» Given task: Retype everything in the listing, leaving each line exactly as it is.

Stored entries
---
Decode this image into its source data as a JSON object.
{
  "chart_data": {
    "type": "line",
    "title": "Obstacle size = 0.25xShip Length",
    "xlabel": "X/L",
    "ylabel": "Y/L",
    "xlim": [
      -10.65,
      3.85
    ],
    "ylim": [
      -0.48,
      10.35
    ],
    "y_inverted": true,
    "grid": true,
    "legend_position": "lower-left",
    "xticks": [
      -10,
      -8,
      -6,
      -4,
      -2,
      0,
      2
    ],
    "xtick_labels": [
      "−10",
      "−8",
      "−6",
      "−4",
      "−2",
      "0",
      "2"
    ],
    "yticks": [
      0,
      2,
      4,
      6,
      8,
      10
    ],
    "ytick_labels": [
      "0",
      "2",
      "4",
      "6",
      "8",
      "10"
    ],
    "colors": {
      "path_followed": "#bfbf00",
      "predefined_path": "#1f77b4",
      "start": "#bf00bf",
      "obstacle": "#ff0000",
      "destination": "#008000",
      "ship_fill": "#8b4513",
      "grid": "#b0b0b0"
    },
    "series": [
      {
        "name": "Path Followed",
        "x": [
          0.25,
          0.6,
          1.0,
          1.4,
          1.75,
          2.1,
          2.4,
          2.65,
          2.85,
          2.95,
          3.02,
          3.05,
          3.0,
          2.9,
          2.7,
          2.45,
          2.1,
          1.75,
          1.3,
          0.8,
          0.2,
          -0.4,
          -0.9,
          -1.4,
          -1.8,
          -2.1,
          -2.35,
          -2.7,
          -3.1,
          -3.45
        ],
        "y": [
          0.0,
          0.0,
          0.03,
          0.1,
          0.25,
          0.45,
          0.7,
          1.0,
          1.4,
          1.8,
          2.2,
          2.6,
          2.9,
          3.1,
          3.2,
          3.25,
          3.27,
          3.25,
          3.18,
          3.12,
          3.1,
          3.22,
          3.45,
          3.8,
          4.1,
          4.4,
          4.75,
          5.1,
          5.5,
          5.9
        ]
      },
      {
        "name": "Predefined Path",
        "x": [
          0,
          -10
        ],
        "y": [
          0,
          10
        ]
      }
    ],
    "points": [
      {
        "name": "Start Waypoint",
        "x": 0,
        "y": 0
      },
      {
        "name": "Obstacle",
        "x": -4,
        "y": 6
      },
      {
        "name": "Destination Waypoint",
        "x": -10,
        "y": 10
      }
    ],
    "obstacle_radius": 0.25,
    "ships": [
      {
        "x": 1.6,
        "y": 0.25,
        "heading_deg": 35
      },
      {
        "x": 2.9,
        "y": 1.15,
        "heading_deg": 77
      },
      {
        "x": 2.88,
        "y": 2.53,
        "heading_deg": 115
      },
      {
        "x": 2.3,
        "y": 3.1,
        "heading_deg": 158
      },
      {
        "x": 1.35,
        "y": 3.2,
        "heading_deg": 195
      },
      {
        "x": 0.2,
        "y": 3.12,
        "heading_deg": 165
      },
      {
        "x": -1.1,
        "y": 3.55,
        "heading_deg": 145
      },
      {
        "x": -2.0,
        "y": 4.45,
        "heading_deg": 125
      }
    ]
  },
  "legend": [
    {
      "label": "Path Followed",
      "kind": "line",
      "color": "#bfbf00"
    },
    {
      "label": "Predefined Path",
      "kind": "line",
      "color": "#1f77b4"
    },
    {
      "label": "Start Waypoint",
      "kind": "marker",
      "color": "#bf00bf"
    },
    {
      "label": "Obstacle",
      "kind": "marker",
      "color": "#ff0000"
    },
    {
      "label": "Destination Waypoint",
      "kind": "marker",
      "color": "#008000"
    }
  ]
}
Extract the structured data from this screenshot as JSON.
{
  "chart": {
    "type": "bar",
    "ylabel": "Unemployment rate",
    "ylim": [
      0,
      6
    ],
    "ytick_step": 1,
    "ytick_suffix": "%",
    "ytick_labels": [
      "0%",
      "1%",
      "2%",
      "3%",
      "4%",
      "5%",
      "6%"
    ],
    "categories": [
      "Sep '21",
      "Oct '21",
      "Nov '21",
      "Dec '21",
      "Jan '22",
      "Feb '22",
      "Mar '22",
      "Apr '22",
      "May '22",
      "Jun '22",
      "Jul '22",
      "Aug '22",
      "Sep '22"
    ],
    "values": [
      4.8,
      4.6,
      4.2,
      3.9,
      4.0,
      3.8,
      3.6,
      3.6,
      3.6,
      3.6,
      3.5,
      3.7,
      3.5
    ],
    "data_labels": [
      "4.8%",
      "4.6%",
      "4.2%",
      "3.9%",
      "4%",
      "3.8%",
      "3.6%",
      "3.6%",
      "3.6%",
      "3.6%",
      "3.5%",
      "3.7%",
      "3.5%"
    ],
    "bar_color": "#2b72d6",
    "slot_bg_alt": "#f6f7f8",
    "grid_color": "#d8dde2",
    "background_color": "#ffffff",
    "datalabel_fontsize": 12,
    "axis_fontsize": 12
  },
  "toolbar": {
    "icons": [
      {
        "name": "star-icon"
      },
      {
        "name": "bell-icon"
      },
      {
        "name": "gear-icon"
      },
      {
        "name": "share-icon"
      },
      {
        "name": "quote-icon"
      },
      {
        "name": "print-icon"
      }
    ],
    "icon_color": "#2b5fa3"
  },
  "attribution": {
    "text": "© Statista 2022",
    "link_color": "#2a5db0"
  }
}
---
» Output of the exercise:
Decode this image into its source data as a JSON object.
{
  "chart_data": {
    "type": "line",
    "title": "Obstacle size = 0.25xShip Length",
    "xlabel": "X/L",
    "ylabel": "Y/L",
    "xlim": [
      -10.65,
      3.85
    ],
    "ylim": [
      -0.48,
      10.35
    ],
    "y_inverted": true,
    "grid": true,
    "legend_position": "lower-left",
    "xticks": [
      -10,
      -8,
      -6,
      -4,
      -2,
      0,
      2
    ],
    "xtick_labels": [
      "−10",
      "−8",
      "−6",
      "−4",
      "−2",
      "0",
      "2"
    ],
    "yticks": [
      0,
      2,
      4,
      6,
      8,
      10
    ],
    "ytick_labels": [
      "0",
      "2",
      "4",
      "6",
      "8",
      "10"
    ],
    "colors": {
      "path_followed": "#bfbf00",
      "predefined_path": "#1f77b4",
      "start": "#bf00bf",
      "obstacle": "#ff0000",
      "destination": "#008000",
      "ship_fill": "#8b4513",
      "grid": "#b0b0b0"
    },
    "series": [
      {
        "name": "Path Followed",
        "x": [
          0.25,
          0.6,
          1.0,
          1.4,
          1.75,
          2.1,
          2.4,
          2.65,
          2.85,
          2.95,
          3.02,
          3.05,
          3.0,
          2.9,
          2.7,
          2.45,
          2.1,
          1.75,
          1.3,
          0.8,
          0.2,
          -0.4,
          -0.9,
          -1.4,
          -1.8,
          -2.1,
          -2.35,
          -2.7,
          -3.1,
          -3.45
        ],
        "y": [
          0.0,
          0.0,
          0.03,
          0.1,
          0.25,
          0.45,
          0.7,
          1.0,
          1.4,
          1.8,
          2.2,
          2.6,
          2.9,
          3.1,
          3.2,
          3.25,
          3.27,
          3.25,
          3.18,
          3.12,
          3.1,
          3.22,
          3.45,
          3.8,
          4.1,
          4.4,
          4.75,
          5.1,
          5.5,
          5.9
        ]
      },
      {
        "name": "Predefined Path",
        "x": [
          0,
          -10
        ],
        "y": [
          0,
          10
        ]
      }
    ],
    "points": [
      {
        "name": "Start Waypoint",
        "x": 0,
        "y": 0
      },
      {
        "name": "Obstacle",
        "x": -4,
        "y": 6
      },
      {
        "name": "Destination Waypoint",
        "x": -10,
        "y": 10
      }
    ],
    "obstacle_radius": 0.25,
    "ships": [
      {
        "x": 1.6,
        "y": 0.25,
        "heading_deg": 35
      },
      {
        "x": 2.9,
        "y": 1.15,
        "heading_deg": 77
      },
      {
        "x": 2.88,
        "y": 2.53,
        "heading_deg": 115
      },
      {
        "x": 2.3,
        "y": 3.1,
        "heading_deg": 158
      },
      {
        "x": 1.35,
        "y": 3.2,
        "heading_deg": 195
      },
      {
        "x": 0.2,
        "y": 3.12,
        "heading_deg": 165
      },
      {
        "x": -1.1,
        "y": 3.55,
        "heading_deg": 145
      },
      {
        "x": -2.0,
        "y": 4.45,
        "heading_deg": 125
      }
    ]
  },
  "legend": [
    {
      "label": "Path Followed",
      "kind": "line",
      "color": "#bfbf00"
    },
    {
      "label": "Predefined Path",
      "kind": "line",
      "color": "#1f77b4"
    },
    {
      "label": "Start Waypoint",
      "kind": "marker",
      "color": "#bf00bf"
    },
    {
      "label": "Obstacle",
      "kind": "marker",
      "color": "#ff0000"
    },
    {
      "label": "Destination Waypoint",
      "kind": "marker",
      "color": "#008000"
    }
  ]
}
Extract the structured data from this screenshot as JSON.
{
  "chart": {
    "type": "bar",
    "ylabel": "Unemployment rate",
    "ylim": [
      0,
      6
    ],
    "ytick_step": 1,
    "ytick_suffix": "%",
    "ytick_labels": [
      "0%",
      "1%",
      "2%",
      "3%",
      "4%",
      "5%",
      "6%"
    ],
    "categories": [
      "Sep '21",
      "Oct '21",
      "Nov '21",
      "Dec '21",
      "Jan '22",
      "Feb '22",
      "Mar '22",
      "Apr '22",
      "May '22",
      "Jun '22",
      "Jul '22",
      "Aug '22",
      "Sep '22"
    ],
    "values": [
      4.8,
      4.6,
      4.2,
      3.9,
      4.0,
      3.8,
      3.6,
      3.6,
      3.6,
      3.6,
      3.5,
      3.7,
      3.5
    ],
    "data_labels": [
      "4.8%",
      "4.6%",
      "4.2%",
      "3.9%",
      "4%",
      "3.8%",
      "3.6%",
      "3.6%",
      "3.6%",
      "3.6%",
      "3.5%",
      "3.7%",
      "3.5%"
    ],
    "bar_color": "#2b72d6",
    "slot_bg_alt": "#f6f7f8",
    "grid_color": "#d8dde2",
    "background_color": "#ffffff",
    "datalabel_fontsize": 12,
    "axis_fontsize": 12
  },
  "toolbar": {
    "icons": [
      {
        "name": "star-icon"
      },
      {
        "name": "bell-icon"
      },
      {
        "name": "gear-icon"
      },
      {
        "name": "share-icon"
      },
      {
        "name": "quote-icon"
      },
      {
        "name": "print-icon"
      }
    ],
    "icon_color": "#2b5fa3"
  },
  "attribution": {
    "text": "© Statista 2022",
    "link_color": "#2a5db0"
  }
}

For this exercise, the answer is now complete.